▶ **Collected data entries**
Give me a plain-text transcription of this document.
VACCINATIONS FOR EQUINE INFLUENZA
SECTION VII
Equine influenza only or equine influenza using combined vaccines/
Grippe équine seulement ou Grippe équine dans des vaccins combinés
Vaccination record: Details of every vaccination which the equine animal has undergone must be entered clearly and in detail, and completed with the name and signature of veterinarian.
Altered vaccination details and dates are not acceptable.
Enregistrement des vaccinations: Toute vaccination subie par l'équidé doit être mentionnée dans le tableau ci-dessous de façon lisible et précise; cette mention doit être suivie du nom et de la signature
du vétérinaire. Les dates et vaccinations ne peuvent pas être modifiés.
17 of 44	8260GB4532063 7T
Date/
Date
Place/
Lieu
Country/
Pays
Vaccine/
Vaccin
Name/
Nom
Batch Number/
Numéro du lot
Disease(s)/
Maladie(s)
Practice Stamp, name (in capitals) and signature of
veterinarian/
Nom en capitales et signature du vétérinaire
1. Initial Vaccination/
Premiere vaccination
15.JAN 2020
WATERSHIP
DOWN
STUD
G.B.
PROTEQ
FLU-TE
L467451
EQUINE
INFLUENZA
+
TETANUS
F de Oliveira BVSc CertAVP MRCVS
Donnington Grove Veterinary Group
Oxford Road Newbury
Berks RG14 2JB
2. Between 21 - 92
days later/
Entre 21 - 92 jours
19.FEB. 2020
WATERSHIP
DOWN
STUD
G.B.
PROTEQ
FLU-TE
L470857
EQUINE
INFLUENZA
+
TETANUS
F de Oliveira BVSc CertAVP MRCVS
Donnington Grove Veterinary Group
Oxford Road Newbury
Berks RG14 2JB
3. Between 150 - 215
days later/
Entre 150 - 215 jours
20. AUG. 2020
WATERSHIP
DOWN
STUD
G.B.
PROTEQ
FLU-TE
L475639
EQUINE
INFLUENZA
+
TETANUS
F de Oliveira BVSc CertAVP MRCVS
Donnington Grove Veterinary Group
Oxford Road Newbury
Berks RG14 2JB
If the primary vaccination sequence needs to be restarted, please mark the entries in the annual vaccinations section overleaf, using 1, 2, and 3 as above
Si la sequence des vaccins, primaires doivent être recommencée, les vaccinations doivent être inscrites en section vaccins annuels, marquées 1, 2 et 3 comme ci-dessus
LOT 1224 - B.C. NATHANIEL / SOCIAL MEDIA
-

▶ **What to do**
Show, from the material above, each line that includes the string "jours".

▶ **Solution for this task**
Entre 21 - 92 jours
Entre 150 - 215 jours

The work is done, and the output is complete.